## START

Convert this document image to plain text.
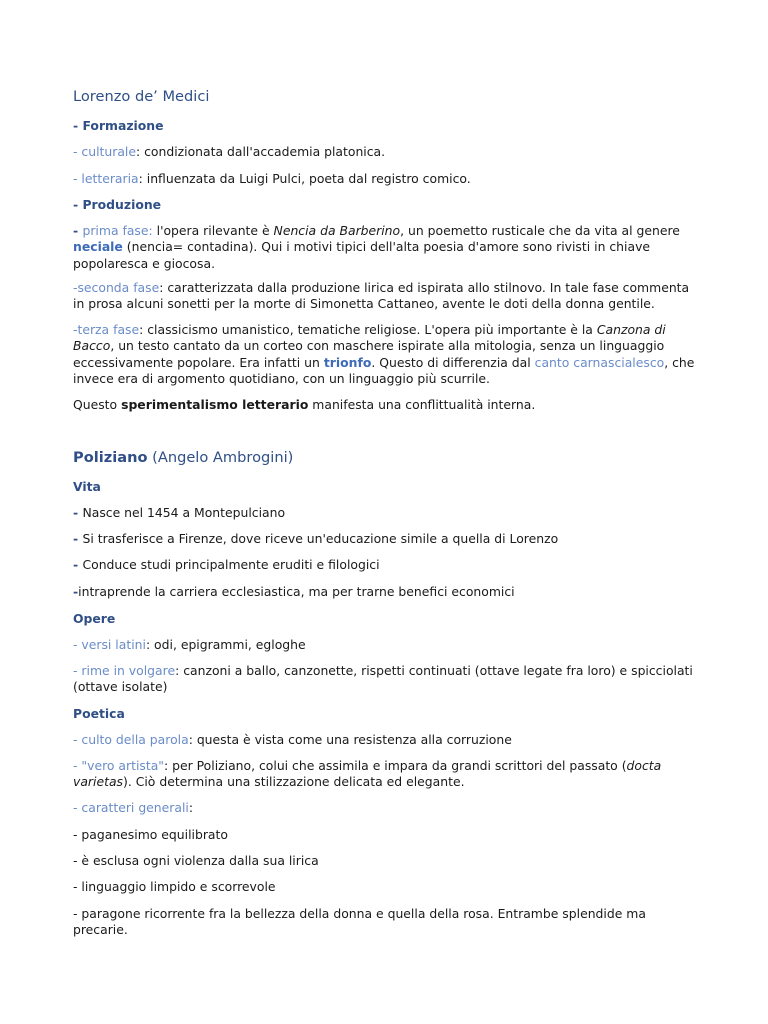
Lorenzo de’ Medici
- Formazione
- culturale: condizionata dall'accademia platonica.
- letteraria: influenzata da Luigi Pulci, poeta dal registro comico.
- Produzione
- prima fase: l'opera rilevante è Nencia da Barberino, un poemetto rusticale che da vita al genere neciale (nencia= contadina). Qui i motivi tipici dell'alta poesia d'amore sono rivisti in chiave popolaresca e giocosa.
-seconda fase: caratterizzata dalla produzione lirica ed ispirata allo stilnovo. In tale fase commenta in prosa alcuni sonetti per la morte di Simonetta Cattaneo, avente le doti della donna gentile.
-terza fase: classicismo umanistico, tematiche religiose. L'opera più importante è la Canzona di Bacco, un testo cantato da un corteo con maschere ispirate alla mitologia, senza un linguaggio eccessivamente popolare. Era infatti un trionfo. Questo di differenzia dal canto carnascialesco, che invece era di argomento quotidiano, con un linguaggio più scurrile.
Questo sperimentalismo letterario manifesta una conflittualità interna.
Poliziano (Angelo Ambrogini)
Vita
- Nasce nel 1454 a Montepulciano
- Si trasferisce a Firenze, dove riceve un'educazione simile a quella di Lorenzo
- Conduce studi principalmente eruditi e filologici
-intraprende la carriera ecclesiastica, ma per trarne benefici economici
Opere
- versi latini: odi, epigrammi, egloghe
- rime in volgare: canzoni a ballo, canzonette, rispetti continuati (ottave legate fra loro) e spicciolati (ottave isolate)
Poetica
- culto della parola: questa è vista come una resistenza alla corruzione
- "vero artista": per Poliziano, colui che assimila e impara da grandi scrittori del passato (docta varietas). Ciò determina una stilizzazione delicata ed elegante.
- caratteri generali:
- paganesimo equilibrato
- è esclusa ogni violenza dalla sua lirica
- linguaggio limpido e scorrevole
- paragone ricorrente fra la bellezza della donna e quella della rosa. Entrambe splendide ma precarie.
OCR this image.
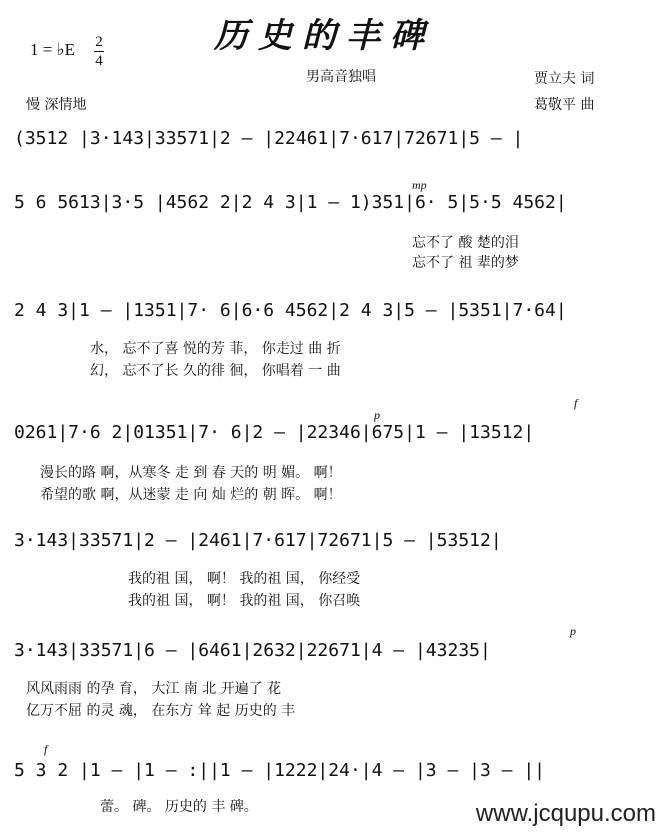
历史的丰碑
1 = ♭E 2
4
男高音独唱
慢 深情地
贾立夫 词
葛敬平 曲
(3512 |3·143|33571|2 — |22461|7·617|72671|5 — |
5 6 5613|3·5 |4562 2|2 4 3|1 — 1)351|6· 5|5·5 4562|
mp
忘不了 酸 楚的泪
忘不了 祖 辈的梦
2 4 3|1 — |1351|7· 6|6·6 4562|2 4 3|5 — |5351|7·64|
水， 忘不了喜 悦的芳 菲， 你走过 曲 折
幻， 忘不了长 久的徘 徊， 你唱着 一 曲
0261|7·6 2|01351|7· 6|2 — |22346|675|1 — |13512|
p
f
漫长的路 啊，从寒冬 走 到 春 天的 明 媚。 啊！
希望的歌 啊，从迷蒙 走 向 灿 烂的 朝 晖。 啊！
3·143|33571|2 — |2461|7·617|72671|5 — |53512|
我的祖 国， 啊！ 我的祖 国， 你经受
我的祖 国， 啊！ 我的祖 国， 你召唤
3·143|33571|6 — |6461|2632|22671|4 — |43235|
p
风风雨雨 的孕 育， 大江 南 北 开遍了 花
亿万不屈 的灵 魂， 在东方 耸 起 历史的 丰
f
5 3 2 |1 — |1 — :||1 — |1222|24·|4 — |3 — |3 — ||
蕾。 碑。 历史的 丰 碑。	www.jcqupu.com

## END

### [WHAT THE EXERCISE ASKS]
Retype the whole listing exactly and leave the pictures out.

### [RESULT OF THIS TASK]
Convert this document image to plain text.
Lorenzo de’ Medici
- Formazione
- culturale: condizionata dall'accademia platonica.
- letteraria: influenzata da Luigi Pulci, poeta dal registro comico.
- Produzione
- prima fase: l'opera rilevante è Nencia da Barberino, un poemetto rusticale che da vita al genere neciale (nencia= contadina). Qui i motivi tipici dell'alta poesia d'amore sono rivisti in chiave popolaresca e giocosa.
-seconda fase: caratterizzata dalla produzione lirica ed ispirata allo stilnovo. In tale fase commenta in prosa alcuni sonetti per la morte di Simonetta Cattaneo, avente le doti della donna gentile.
-terza fase: classicismo umanistico, tematiche religiose. L'opera più importante è la Canzona di Bacco, un testo cantato da un corteo con maschere ispirate alla mitologia, senza un linguaggio eccessivamente popolare. Era infatti un trionfo. Questo di differenzia dal canto carnascialesco, che invece era di argomento quotidiano, con un linguaggio più scurrile.
Questo sperimentalismo letterario manifesta una conflittualità interna.
Poliziano (Angelo Ambrogini)
Vita
- Nasce nel 1454 a Montepulciano
- Si trasferisce a Firenze, dove riceve un'educazione simile a quella di Lorenzo
- Conduce studi principalmente eruditi e filologici
-intraprende la carriera ecclesiastica, ma per trarne benefici economici
Opere
- versi latini: odi, epigrammi, egloghe
- rime in volgare: canzoni a ballo, canzonette, rispetti continuati (ottave legate fra loro) e spicciolati (ottave isolate)
Poetica
- culto della parola: questa è vista come una resistenza alla corruzione
- "vero artista": per Poliziano, colui che assimila e impara da grandi scrittori del passato (docta varietas). Ciò determina una stilizzazione delicata ed elegante.
- caratteri generali:
- paganesimo equilibrato
- è esclusa ogni violenza dalla sua lirica
- linguaggio limpido e scorrevole
- paragone ricorrente fra la bellezza della donna e quella della rosa. Entrambe splendide ma precarie.
OCR this image.
历史的丰碑
1 = ♭E 2
4
男高音独唱
慢 深情地
贾立夫 词
葛敬平 曲
(3512 |3·143|33571|2 — |22461|7·617|72671|5 — |
5 6 5613|3·5 |4562 2|2 4 3|1 — 1)351|6· 5|5·5 4562|
mp
忘不了 酸 楚的泪
忘不了 祖 辈的梦
2 4 3|1 — |1351|7· 6|6·6 4562|2 4 3|5 — |5351|7·64|
水， 忘不了喜 悦的芳 菲， 你走过 曲 折
幻， 忘不了长 久的徘 徊， 你唱着 一 曲
0261|7·6 2|01351|7· 6|2 — |22346|675|1 — |13512|
p
f
漫长的路 啊，从寒冬 走 到 春 天的 明 媚。 啊！
希望的歌 啊，从迷蒙 走 向 灿 烂的 朝 晖。 啊！
3·143|33571|2 — |2461|7·617|72671|5 — |53512|
我的祖 国， 啊！ 我的祖 国， 你经受
我的祖 国， 啊！ 我的祖 国， 你召唤
3·143|33571|6 — |6461|2632|22671|4 — |43235|
p
风风雨雨 的孕 育， 大江 南 北 开遍了 花
亿万不屈 的灵 魂， 在东方 耸 起 历史的 丰
f
5 3 2 |1 — |1 — :||1 — |1222|24·|4 — |3 — |3 — ||
蕾。 碑。 历史的 丰 碑。	www.jcqupu.com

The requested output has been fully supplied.